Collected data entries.

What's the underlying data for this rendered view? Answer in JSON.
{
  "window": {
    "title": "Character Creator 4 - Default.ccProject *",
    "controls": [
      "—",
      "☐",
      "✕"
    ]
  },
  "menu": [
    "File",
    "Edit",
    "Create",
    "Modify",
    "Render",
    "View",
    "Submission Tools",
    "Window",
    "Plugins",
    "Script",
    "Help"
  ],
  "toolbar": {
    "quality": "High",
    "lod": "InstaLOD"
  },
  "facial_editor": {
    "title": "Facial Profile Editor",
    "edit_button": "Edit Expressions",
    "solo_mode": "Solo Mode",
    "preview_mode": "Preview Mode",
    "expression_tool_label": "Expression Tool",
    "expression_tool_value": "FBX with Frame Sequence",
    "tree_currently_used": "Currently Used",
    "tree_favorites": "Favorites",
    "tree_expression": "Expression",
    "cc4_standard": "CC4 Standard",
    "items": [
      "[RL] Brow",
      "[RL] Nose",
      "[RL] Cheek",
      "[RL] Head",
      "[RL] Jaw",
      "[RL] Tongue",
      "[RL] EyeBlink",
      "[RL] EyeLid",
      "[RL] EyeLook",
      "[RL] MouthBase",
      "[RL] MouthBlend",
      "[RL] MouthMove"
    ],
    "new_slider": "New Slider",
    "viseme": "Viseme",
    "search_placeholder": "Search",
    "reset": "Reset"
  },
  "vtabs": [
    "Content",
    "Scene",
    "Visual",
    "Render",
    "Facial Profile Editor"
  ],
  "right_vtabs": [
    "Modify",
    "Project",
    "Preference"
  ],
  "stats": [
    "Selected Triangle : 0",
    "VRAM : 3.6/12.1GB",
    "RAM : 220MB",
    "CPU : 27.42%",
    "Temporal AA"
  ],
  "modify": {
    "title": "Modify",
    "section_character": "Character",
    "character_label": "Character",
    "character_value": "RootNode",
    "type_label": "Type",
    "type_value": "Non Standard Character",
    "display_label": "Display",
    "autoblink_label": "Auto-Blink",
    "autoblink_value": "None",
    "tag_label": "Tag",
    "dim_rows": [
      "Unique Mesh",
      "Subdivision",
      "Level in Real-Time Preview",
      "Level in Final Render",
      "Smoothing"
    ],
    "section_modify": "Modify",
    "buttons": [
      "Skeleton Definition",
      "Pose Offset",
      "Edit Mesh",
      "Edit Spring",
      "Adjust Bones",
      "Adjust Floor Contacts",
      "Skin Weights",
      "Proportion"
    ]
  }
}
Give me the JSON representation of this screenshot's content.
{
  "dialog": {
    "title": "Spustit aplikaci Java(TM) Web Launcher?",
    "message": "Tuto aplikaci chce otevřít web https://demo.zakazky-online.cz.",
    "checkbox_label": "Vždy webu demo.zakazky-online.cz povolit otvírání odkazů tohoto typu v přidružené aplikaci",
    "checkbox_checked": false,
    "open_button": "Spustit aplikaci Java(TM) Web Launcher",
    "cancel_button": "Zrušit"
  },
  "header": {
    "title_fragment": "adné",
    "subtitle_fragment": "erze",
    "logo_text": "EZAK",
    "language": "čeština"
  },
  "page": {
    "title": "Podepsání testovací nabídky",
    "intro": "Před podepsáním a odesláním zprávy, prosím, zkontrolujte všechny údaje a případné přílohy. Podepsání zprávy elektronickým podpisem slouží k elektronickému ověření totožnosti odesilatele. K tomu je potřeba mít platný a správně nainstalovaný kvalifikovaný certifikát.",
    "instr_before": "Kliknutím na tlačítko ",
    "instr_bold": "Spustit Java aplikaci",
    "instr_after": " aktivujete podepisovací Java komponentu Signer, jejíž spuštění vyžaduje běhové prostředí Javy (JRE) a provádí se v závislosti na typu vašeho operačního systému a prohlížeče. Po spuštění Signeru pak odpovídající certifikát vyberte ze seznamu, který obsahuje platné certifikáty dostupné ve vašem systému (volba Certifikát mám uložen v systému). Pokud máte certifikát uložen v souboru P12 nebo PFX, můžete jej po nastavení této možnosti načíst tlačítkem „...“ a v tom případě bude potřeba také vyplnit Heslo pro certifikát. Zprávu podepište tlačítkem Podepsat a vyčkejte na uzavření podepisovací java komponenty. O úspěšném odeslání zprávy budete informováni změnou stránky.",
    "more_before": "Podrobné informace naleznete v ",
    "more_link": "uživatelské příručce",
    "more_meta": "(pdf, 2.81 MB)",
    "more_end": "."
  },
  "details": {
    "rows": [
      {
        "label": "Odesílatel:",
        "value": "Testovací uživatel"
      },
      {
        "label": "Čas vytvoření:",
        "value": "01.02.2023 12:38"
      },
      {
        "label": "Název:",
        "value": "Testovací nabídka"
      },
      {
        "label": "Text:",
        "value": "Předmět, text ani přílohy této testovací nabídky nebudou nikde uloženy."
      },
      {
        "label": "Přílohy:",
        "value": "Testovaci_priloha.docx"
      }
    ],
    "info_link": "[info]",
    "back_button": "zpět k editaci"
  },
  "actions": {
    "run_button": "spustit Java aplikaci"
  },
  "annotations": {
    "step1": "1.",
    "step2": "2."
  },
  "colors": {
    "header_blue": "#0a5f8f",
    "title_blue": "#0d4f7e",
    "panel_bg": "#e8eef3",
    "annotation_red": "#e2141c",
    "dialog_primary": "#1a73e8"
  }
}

THE PROBLEM.
Repeat every entry exactly, please.

ANSWER IN FULL.
What's the underlying data for this rendered view? Answer in JSON.
{
  "window": {
    "title": "Character Creator 4 - Default.ccProject *",
    "controls": [
      "—",
      "☐",
      "✕"
    ]
  },
  "menu": [
    "File",
    "Edit",
    "Create",
    "Modify",
    "Render",
    "View",
    "Submission Tools",
    "Window",
    "Plugins",
    "Script",
    "Help"
  ],
  "toolbar": {
    "quality": "High",
    "lod": "InstaLOD"
  },
  "facial_editor": {
    "title": "Facial Profile Editor",
    "edit_button": "Edit Expressions",
    "solo_mode": "Solo Mode",
    "preview_mode": "Preview Mode",
    "expression_tool_label": "Expression Tool",
    "expression_tool_value": "FBX with Frame Sequence",
    "tree_currently_used": "Currently Used",
    "tree_favorites": "Favorites",
    "tree_expression": "Expression",
    "cc4_standard": "CC4 Standard",
    "items": [
      "[RL] Brow",
      "[RL] Nose",
      "[RL] Cheek",
      "[RL] Head",
      "[RL] Jaw",
      "[RL] Tongue",
      "[RL] EyeBlink",
      "[RL] EyeLid",
      "[RL] EyeLook",
      "[RL] MouthBase",
      "[RL] MouthBlend",
      "[RL] MouthMove"
    ],
    "new_slider": "New Slider",
    "viseme": "Viseme",
    "search_placeholder": "Search",
    "reset": "Reset"
  },
  "vtabs": [
    "Content",
    "Scene",
    "Visual",
    "Render",
    "Facial Profile Editor"
  ],
  "right_vtabs": [
    "Modify",
    "Project",
    "Preference"
  ],
  "stats": [
    "Selected Triangle : 0",
    "VRAM : 3.6/12.1GB",
    "RAM : 220MB",
    "CPU : 27.42%",
    "Temporal AA"
  ],
  "modify": {
    "title": "Modify",
    "section_character": "Character",
    "character_label": "Character",
    "character_value": "RootNode",
    "type_label": "Type",
    "type_value": "Non Standard Character",
    "display_label": "Display",
    "autoblink_label": "Auto-Blink",
    "autoblink_value": "None",
    "tag_label": "Tag",
    "dim_rows": [
      "Unique Mesh",
      "Subdivision",
      "Level in Real-Time Preview",
      "Level in Final Render",
      "Smoothing"
    ],
    "section_modify": "Modify",
    "buttons": [
      "Skeleton Definition",
      "Pose Offset",
      "Edit Mesh",
      "Edit Spring",
      "Adjust Bones",
      "Adjust Floor Contacts",
      "Skin Weights",
      "Proportion"
    ]
  }
}
Give me the JSON representation of this screenshot's content.
{
  "dialog": {
    "title": "Spustit aplikaci Java(TM) Web Launcher?",
    "message": "Tuto aplikaci chce otevřít web https://demo.zakazky-online.cz.",
    "checkbox_label": "Vždy webu demo.zakazky-online.cz povolit otvírání odkazů tohoto typu v přidružené aplikaci",
    "checkbox_checked": false,
    "open_button": "Spustit aplikaci Java(TM) Web Launcher",
    "cancel_button": "Zrušit"
  },
  "header": {
    "title_fragment": "adné",
    "subtitle_fragment": "erze",
    "logo_text": "EZAK",
    "language": "čeština"
  },
  "page": {
    "title": "Podepsání testovací nabídky",
    "intro": "Před podepsáním a odesláním zprávy, prosím, zkontrolujte všechny údaje a případné přílohy. Podepsání zprávy elektronickým podpisem slouží k elektronickému ověření totožnosti odesilatele. K tomu je potřeba mít platný a správně nainstalovaný kvalifikovaný certifikát.",
    "instr_before": "Kliknutím na tlačítko ",
    "instr_bold": "Spustit Java aplikaci",
    "instr_after": " aktivujete podepisovací Java komponentu Signer, jejíž spuštění vyžaduje běhové prostředí Javy (JRE) a provádí se v závislosti na typu vašeho operačního systému a prohlížeče. Po spuštění Signeru pak odpovídající certifikát vyberte ze seznamu, který obsahuje platné certifikáty dostupné ve vašem systému (volba Certifikát mám uložen v systému). Pokud máte certifikát uložen v souboru P12 nebo PFX, můžete jej po nastavení této možnosti načíst tlačítkem „...“ a v tom případě bude potřeba také vyplnit Heslo pro certifikát. Zprávu podepište tlačítkem Podepsat a vyčkejte na uzavření podepisovací java komponenty. O úspěšném odeslání zprávy budete informováni změnou stránky.",
    "more_before": "Podrobné informace naleznete v ",
    "more_link": "uživatelské příručce",
    "more_meta": "(pdf, 2.81 MB)",
    "more_end": "."
  },
  "details": {
    "rows": [
      {
        "label": "Odesílatel:",
        "value": "Testovací uživatel"
      },
      {
        "label": "Čas vytvoření:",
        "value": "01.02.2023 12:38"
      },
      {
        "label": "Název:",
        "value": "Testovací nabídka"
      },
      {
        "label": "Text:",
        "value": "Předmět, text ani přílohy této testovací nabídky nebudou nikde uloženy."
      },
      {
        "label": "Přílohy:",
        "value": "Testovaci_priloha.docx"
      }
    ],
    "info_link": "[info]",
    "back_button": "zpět k editaci"
  },
  "actions": {
    "run_button": "spustit Java aplikaci"
  },
  "annotations": {
    "step1": "1.",
    "step2": "2."
  },
  "colors": {
    "header_blue": "#0a5f8f",
    "title_blue": "#0d4f7e",
    "panel_bg": "#e8eef3",
    "annotation_red": "#e2141c",
    "dialog_primary": "#1a73e8"
  }
}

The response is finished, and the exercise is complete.